### Problem
Pictures do not belong in the copy; restate the records below word for word.

::: Task data

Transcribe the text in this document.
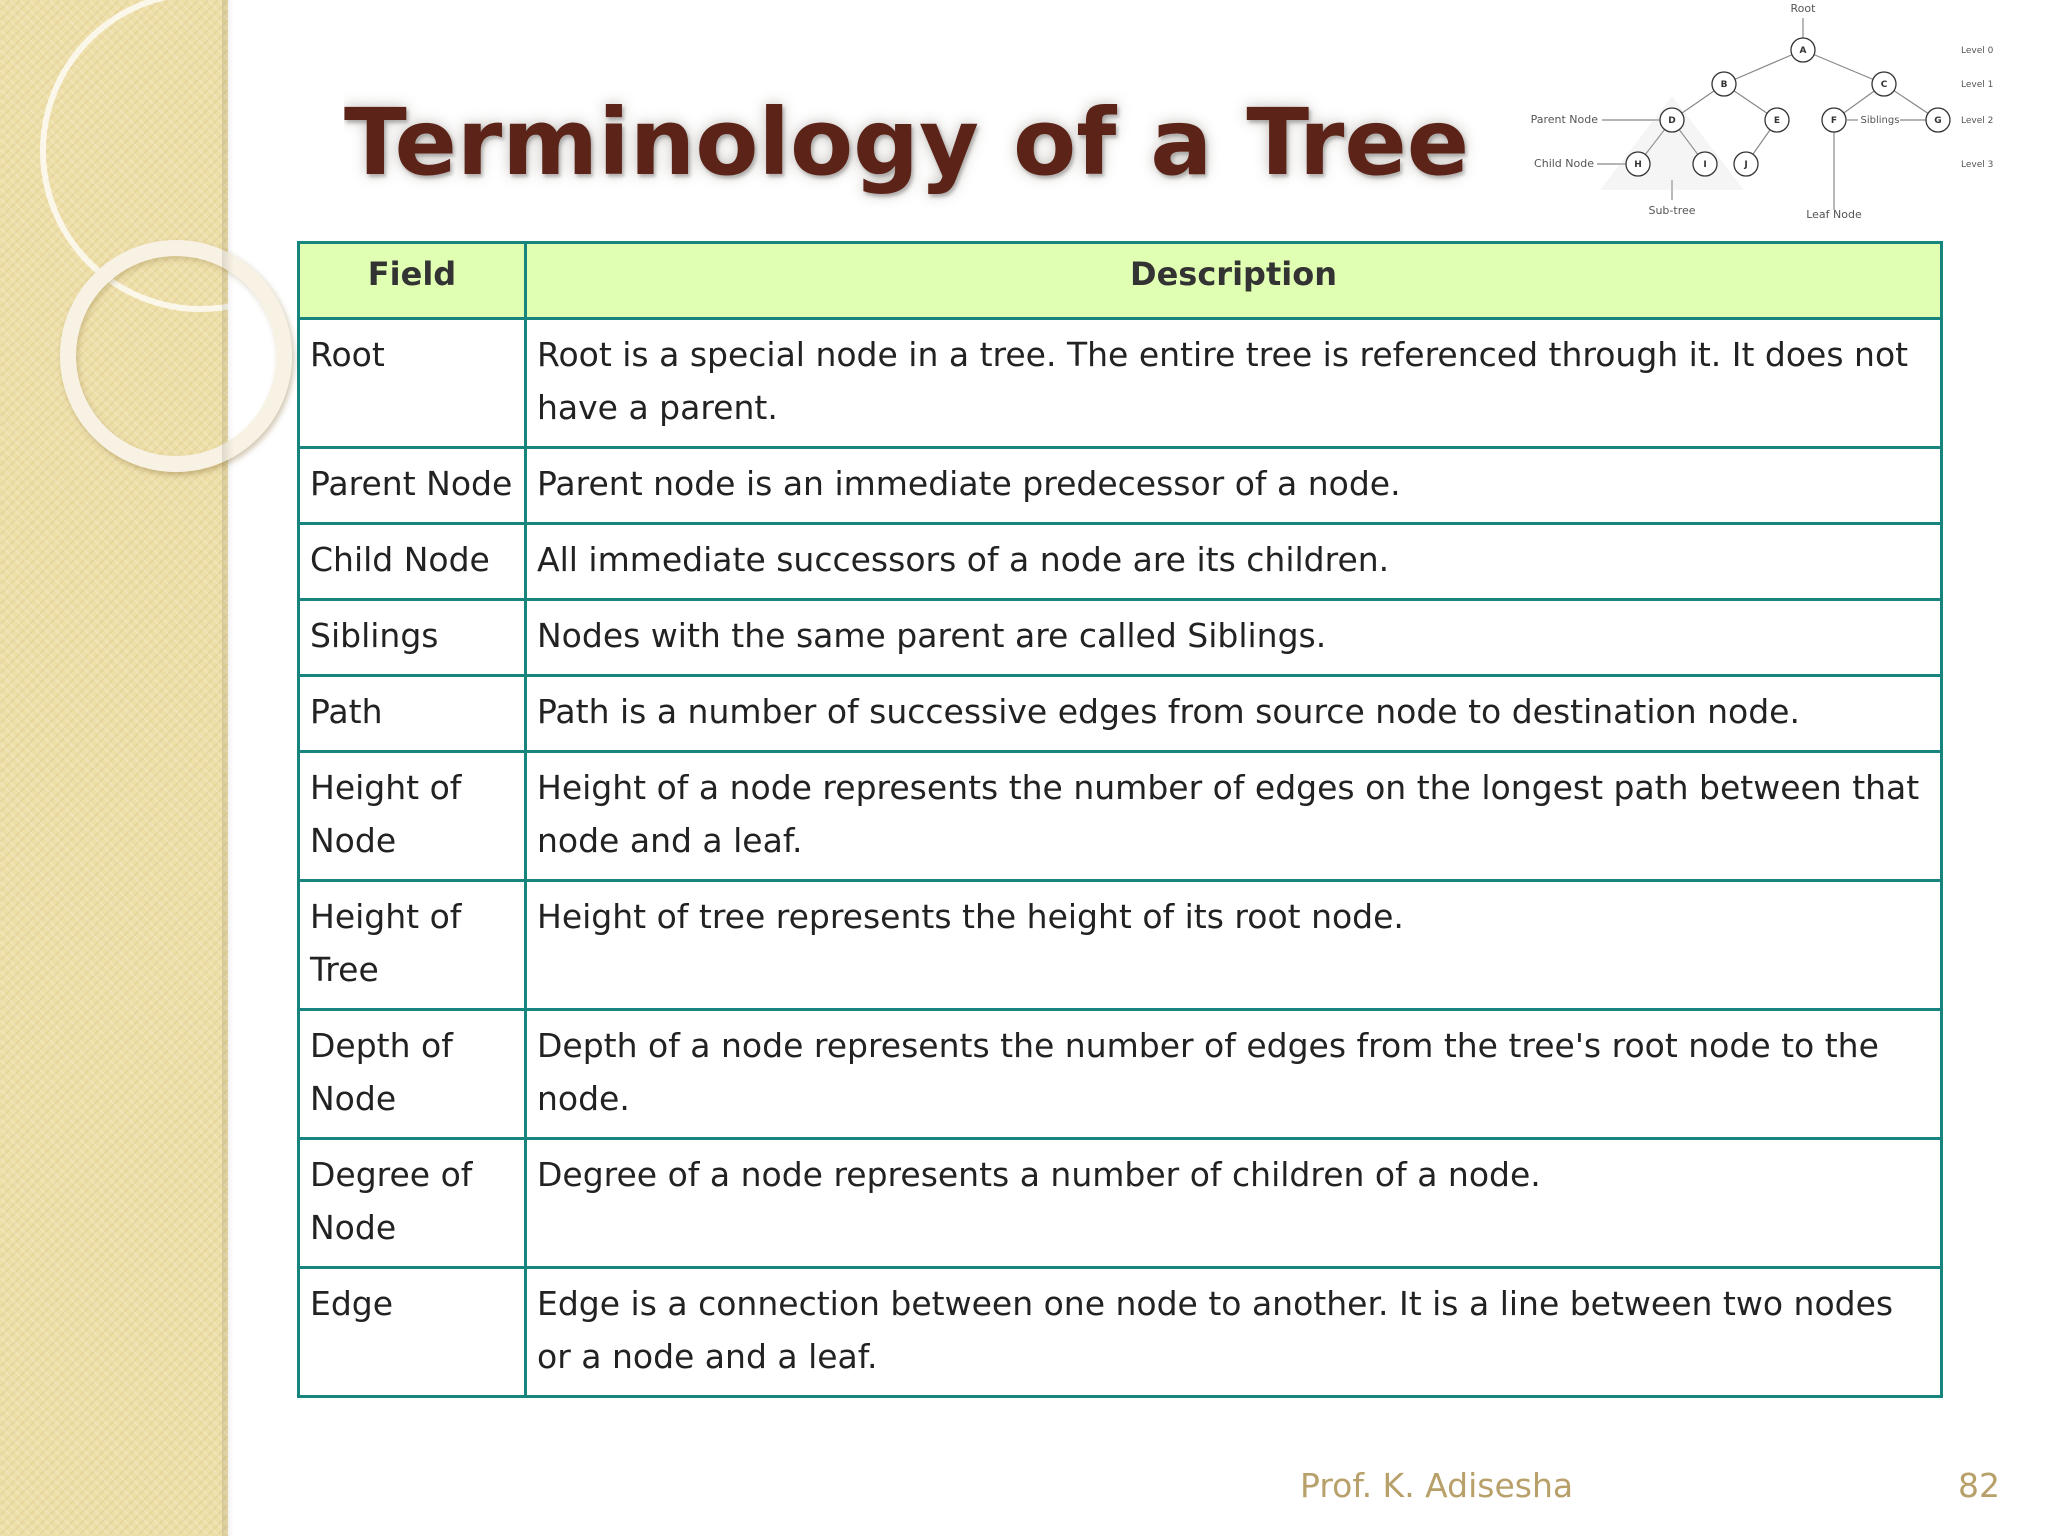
Terminology of a Tree
A
B	C
D	E	F	G
H	I	J
Root
Parent Node
Child Node
Siblings
Sub-tree	Leaf Node
Level 0
Level 1
Level 2
Level 3
Field	Description
Root	Root is a special node in a tree. The entire tree is referenced through it. It does not have a parent.
Parent Node	Parent node is an immediate predecessor of a node.
Child Node	All immediate successors of a node are its children.
Siblings	Nodes with the same parent are called Siblings.
Path	Path is a number of successive edges from source node to destination node.
Height of Node	Height of a node represents the number of edges on the longest path between that node and a leaf.
Height of Tree	Height of tree represents the height of its root node.
Depth of Node	Depth of a node represents the number of edges from the tree's root node to the node.
Degree of Node	Degree of a node represents a number of children of a node.
Edge	Edge is a connection between one node to another. It is a line between two nodes or a node and a leaf.
Prof. K. Adisesha	82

::::::

### Response for this exercise
Transcribe the text in this document.
Terminology of a Tree
A
B	C
D	E	F	G
H	I	J
Root
Parent Node
Child Node
Siblings
Sub-tree	Leaf Node
Level 0
Level 1
Level 2
Level 3
Field	Description
Root	Root is a special node in a tree. The entire tree is referenced through it. It does not have a parent.
Parent Node	Parent node is an immediate predecessor of a node.
Child Node	All immediate successors of a node are its children.
Siblings	Nodes with the same parent are called Siblings.
Path	Path is a number of successive edges from source node to destination node.
Height of Node	Height of a node represents the number of edges on the longest path between that node and a leaf.
Height of Tree	Height of tree represents the height of its root node.
Depth of Node	Depth of a node represents the number of edges from the tree's root node to the node.
Degree of Node	Degree of a node represents a number of children of a node.
Edge	Edge is a connection between one node to another. It is a line between two nodes or a node and a leaf.
Prof. K. Adisesha	82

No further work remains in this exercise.